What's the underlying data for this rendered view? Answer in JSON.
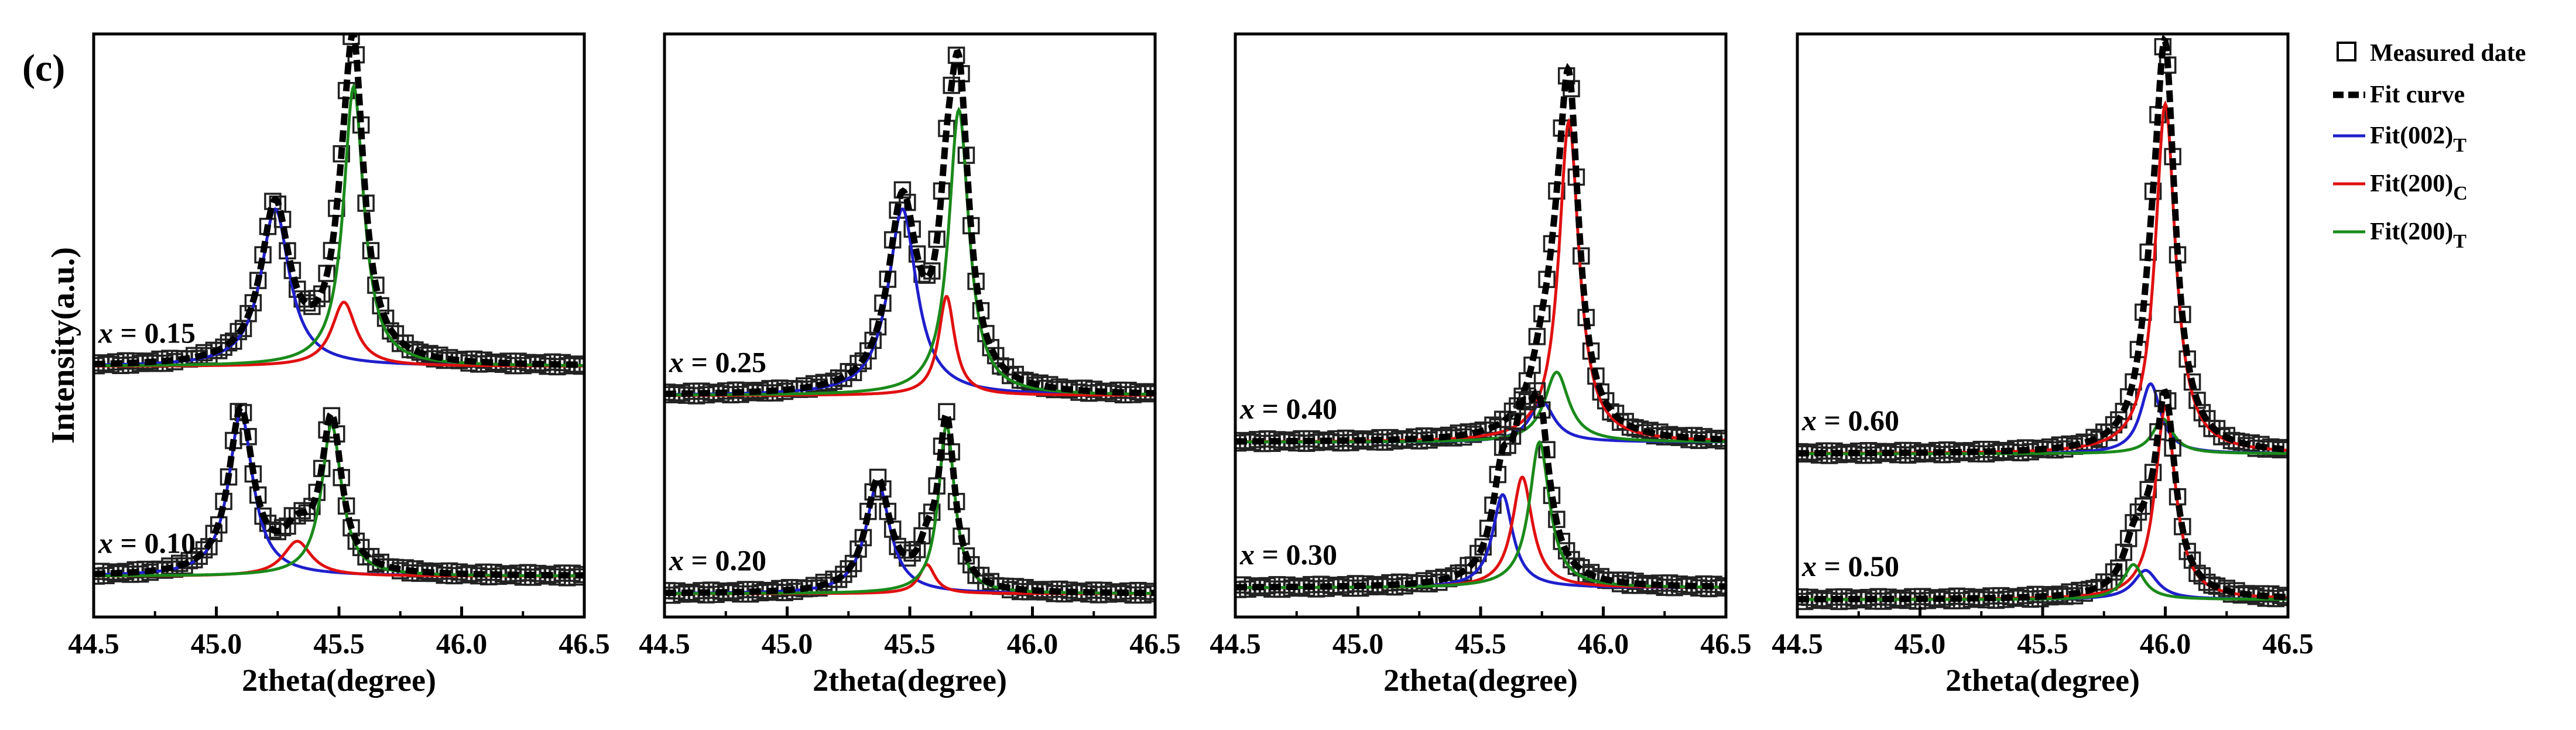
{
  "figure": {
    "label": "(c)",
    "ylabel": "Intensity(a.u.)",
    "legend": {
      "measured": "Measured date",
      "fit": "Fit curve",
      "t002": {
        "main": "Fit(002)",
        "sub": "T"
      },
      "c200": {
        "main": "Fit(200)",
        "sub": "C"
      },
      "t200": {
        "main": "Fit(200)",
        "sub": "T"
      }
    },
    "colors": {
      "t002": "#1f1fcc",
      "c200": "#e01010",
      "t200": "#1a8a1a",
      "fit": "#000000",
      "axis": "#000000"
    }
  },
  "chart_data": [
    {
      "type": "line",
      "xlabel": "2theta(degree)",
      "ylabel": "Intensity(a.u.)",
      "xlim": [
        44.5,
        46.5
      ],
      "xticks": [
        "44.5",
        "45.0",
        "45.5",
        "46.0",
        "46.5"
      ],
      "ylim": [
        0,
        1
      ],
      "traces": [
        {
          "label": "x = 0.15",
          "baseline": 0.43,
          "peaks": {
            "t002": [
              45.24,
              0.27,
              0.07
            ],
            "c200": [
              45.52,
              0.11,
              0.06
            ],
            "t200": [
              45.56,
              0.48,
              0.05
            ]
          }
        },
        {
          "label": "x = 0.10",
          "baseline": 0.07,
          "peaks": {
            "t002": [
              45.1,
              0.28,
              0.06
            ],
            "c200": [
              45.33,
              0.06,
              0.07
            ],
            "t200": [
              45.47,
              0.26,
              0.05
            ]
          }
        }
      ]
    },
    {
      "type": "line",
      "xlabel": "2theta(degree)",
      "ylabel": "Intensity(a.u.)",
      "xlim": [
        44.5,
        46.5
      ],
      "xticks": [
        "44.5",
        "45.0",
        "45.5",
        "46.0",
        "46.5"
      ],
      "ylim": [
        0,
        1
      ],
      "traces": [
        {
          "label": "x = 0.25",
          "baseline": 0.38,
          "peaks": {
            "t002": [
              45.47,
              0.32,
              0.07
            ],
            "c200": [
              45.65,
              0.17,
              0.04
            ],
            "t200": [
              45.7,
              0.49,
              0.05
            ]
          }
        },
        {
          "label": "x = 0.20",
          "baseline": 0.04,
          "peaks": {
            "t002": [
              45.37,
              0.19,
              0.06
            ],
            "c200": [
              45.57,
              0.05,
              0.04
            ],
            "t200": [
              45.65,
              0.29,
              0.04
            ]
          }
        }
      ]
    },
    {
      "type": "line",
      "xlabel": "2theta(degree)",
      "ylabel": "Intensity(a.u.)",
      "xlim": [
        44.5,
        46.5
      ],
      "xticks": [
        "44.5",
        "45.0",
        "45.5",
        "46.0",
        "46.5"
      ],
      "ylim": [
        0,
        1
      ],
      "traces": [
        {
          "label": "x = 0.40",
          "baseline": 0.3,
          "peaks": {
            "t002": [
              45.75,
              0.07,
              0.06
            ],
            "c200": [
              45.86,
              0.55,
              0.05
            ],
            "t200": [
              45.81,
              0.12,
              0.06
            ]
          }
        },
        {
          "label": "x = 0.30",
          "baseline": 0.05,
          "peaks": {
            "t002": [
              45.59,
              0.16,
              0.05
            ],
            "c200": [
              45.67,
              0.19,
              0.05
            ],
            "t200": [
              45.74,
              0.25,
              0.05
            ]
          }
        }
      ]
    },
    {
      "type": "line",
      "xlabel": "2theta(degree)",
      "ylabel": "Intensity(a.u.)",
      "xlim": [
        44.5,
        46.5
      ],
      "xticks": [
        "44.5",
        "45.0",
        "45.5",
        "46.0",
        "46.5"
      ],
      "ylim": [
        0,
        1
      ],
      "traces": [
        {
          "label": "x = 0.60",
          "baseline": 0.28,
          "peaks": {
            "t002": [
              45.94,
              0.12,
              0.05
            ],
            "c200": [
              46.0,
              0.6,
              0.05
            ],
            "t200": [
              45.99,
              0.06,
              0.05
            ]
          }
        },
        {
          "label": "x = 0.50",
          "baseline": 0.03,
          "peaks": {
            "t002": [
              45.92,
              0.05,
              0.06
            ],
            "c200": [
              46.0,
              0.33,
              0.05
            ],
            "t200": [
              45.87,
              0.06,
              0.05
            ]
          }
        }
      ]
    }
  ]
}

| What you are asked to do |
Copy the records above exactly. The pictures are not part of the copy.

| The completed task |
What's the underlying data for this rendered view? Answer in JSON.
{
  "figure": {
    "label": "(c)",
    "ylabel": "Intensity(a.u.)",
    "legend": {
      "measured": "Measured date",
      "fit": "Fit curve",
      "t002": {
        "main": "Fit(002)",
        "sub": "T"
      },
      "c200": {
        "main": "Fit(200)",
        "sub": "C"
      },
      "t200": {
        "main": "Fit(200)",
        "sub": "T"
      }
    },
    "colors": {
      "t002": "#1f1fcc",
      "c200": "#e01010",
      "t200": "#1a8a1a",
      "fit": "#000000",
      "axis": "#000000"
    }
  },
  "chart_data": [
    {
      "type": "line",
      "xlabel": "2theta(degree)",
      "ylabel": "Intensity(a.u.)",
      "xlim": [
        44.5,
        46.5
      ],
      "xticks": [
        "44.5",
        "45.0",
        "45.5",
        "46.0",
        "46.5"
      ],
      "ylim": [
        0,
        1
      ],
      "traces": [
        {
          "label": "x = 0.15",
          "baseline": 0.43,
          "peaks": {
            "t002": [
              45.24,
              0.27,
              0.07
            ],
            "c200": [
              45.52,
              0.11,
              0.06
            ],
            "t200": [
              45.56,
              0.48,
              0.05
            ]
          }
        },
        {
          "label": "x = 0.10",
          "baseline": 0.07,
          "peaks": {
            "t002": [
              45.1,
              0.28,
              0.06
            ],
            "c200": [
              45.33,
              0.06,
              0.07
            ],
            "t200": [
              45.47,
              0.26,
              0.05
            ]
          }
        }
      ]
    },
    {
      "type": "line",
      "xlabel": "2theta(degree)",
      "ylabel": "Intensity(a.u.)",
      "xlim": [
        44.5,
        46.5
      ],
      "xticks": [
        "44.5",
        "45.0",
        "45.5",
        "46.0",
        "46.5"
      ],
      "ylim": [
        0,
        1
      ],
      "traces": [
        {
          "label": "x = 0.25",
          "baseline": 0.38,
          "peaks": {
            "t002": [
              45.47,
              0.32,
              0.07
            ],
            "c200": [
              45.65,
              0.17,
              0.04
            ],
            "t200": [
              45.7,
              0.49,
              0.05
            ]
          }
        },
        {
          "label": "x = 0.20",
          "baseline": 0.04,
          "peaks": {
            "t002": [
              45.37,
              0.19,
              0.06
            ],
            "c200": [
              45.57,
              0.05,
              0.04
            ],
            "t200": [
              45.65,
              0.29,
              0.04
            ]
          }
        }
      ]
    },
    {
      "type": "line",
      "xlabel": "2theta(degree)",
      "ylabel": "Intensity(a.u.)",
      "xlim": [
        44.5,
        46.5
      ],
      "xticks": [
        "44.5",
        "45.0",
        "45.5",
        "46.0",
        "46.5"
      ],
      "ylim": [
        0,
        1
      ],
      "traces": [
        {
          "label": "x = 0.40",
          "baseline": 0.3,
          "peaks": {
            "t002": [
              45.75,
              0.07,
              0.06
            ],
            "c200": [
              45.86,
              0.55,
              0.05
            ],
            "t200": [
              45.81,
              0.12,
              0.06
            ]
          }
        },
        {
          "label": "x = 0.30",
          "baseline": 0.05,
          "peaks": {
            "t002": [
              45.59,
              0.16,
              0.05
            ],
            "c200": [
              45.67,
              0.19,
              0.05
            ],
            "t200": [
              45.74,
              0.25,
              0.05
            ]
          }
        }
      ]
    },
    {
      "type": "line",
      "xlabel": "2theta(degree)",
      "ylabel": "Intensity(a.u.)",
      "xlim": [
        44.5,
        46.5
      ],
      "xticks": [
        "44.5",
        "45.0",
        "45.5",
        "46.0",
        "46.5"
      ],
      "ylim": [
        0,
        1
      ],
      "traces": [
        {
          "label": "x = 0.60",
          "baseline": 0.28,
          "peaks": {
            "t002": [
              45.94,
              0.12,
              0.05
            ],
            "c200": [
              46.0,
              0.6,
              0.05
            ],
            "t200": [
              45.99,
              0.06,
              0.05
            ]
          }
        },
        {
          "label": "x = 0.50",
          "baseline": 0.03,
          "peaks": {
            "t002": [
              45.92,
              0.05,
              0.06
            ],
            "c200": [
              46.0,
              0.33,
              0.05
            ],
            "t200": [
              45.87,
              0.06,
              0.05
            ]
          }
        }
      ]
    }
  ]
}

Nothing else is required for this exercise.